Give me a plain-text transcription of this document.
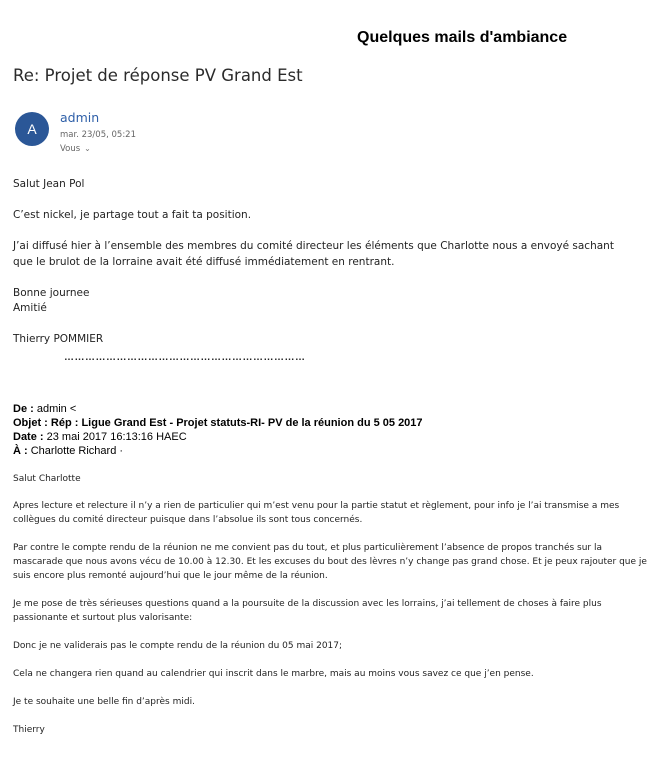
Quelques mails d'ambiance
Re: Projet de réponse PV Grand Est
A
admin
mar. 23/05, 05:21
Vous ⌄
Salut Jean Pol
C’est nickel, je partage tout a fait ta position.
J’ai diffusé hier à l’ensemble des membres du comité directeur les éléments que Charlotte nous a envoyé sachant
que le brulot de la lorraine avait été diffusé immédiatement en rentrant.
Bonne journee
Amitié
Thierry POMMIER
……………………………………………………………
De : admin <
Objet : Rép : Ligue Grand Est - Projet statuts-RI- PV de la réunion du 5 05 2017
Date : 23 mai 2017 16:13:16 HAEC
À : Charlotte Richard ·
Salut Charlotte
Apres lecture et relecture il n’y a rien de particulier qui m’est venu pour la partie statut et règlement, pour info je l’ai transmise a mes
collègues du comité directeur puisque dans l’absolue ils sont tous concernés.
Par contre le compte rendu de la réunion ne me convient pas du tout, et plus particulièrement l’absence de propos tranchés sur la
mascarade que nous avons vécu de 10.00 à 12.30. Et les excuses du bout des lèvres n’y change pas grand chose. Et je peux rajouter que je
suis encore plus remonté aujourd’hui que le jour même de la réunion.
Je me pose de très sérieuses questions quand a la poursuite de la discussion avec les lorrains, j’ai tellement de choses à faire plus
passionante et surtout plus valorisante:
Donc je ne validerais pas le compte rendu de la réunion du 05 mai 2017;
Cela ne changera rien quand au calendrier qui inscrit dans le marbre, mais au moins vous savez ce que j’en pense.
Je te souhaite une belle fin d’après midi.
Thierry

◆ WHAT TO DO: Determine how many lines of the listing above hold the word "quand". Report that number without anything else.

◆ CORRECT ANSWER: 2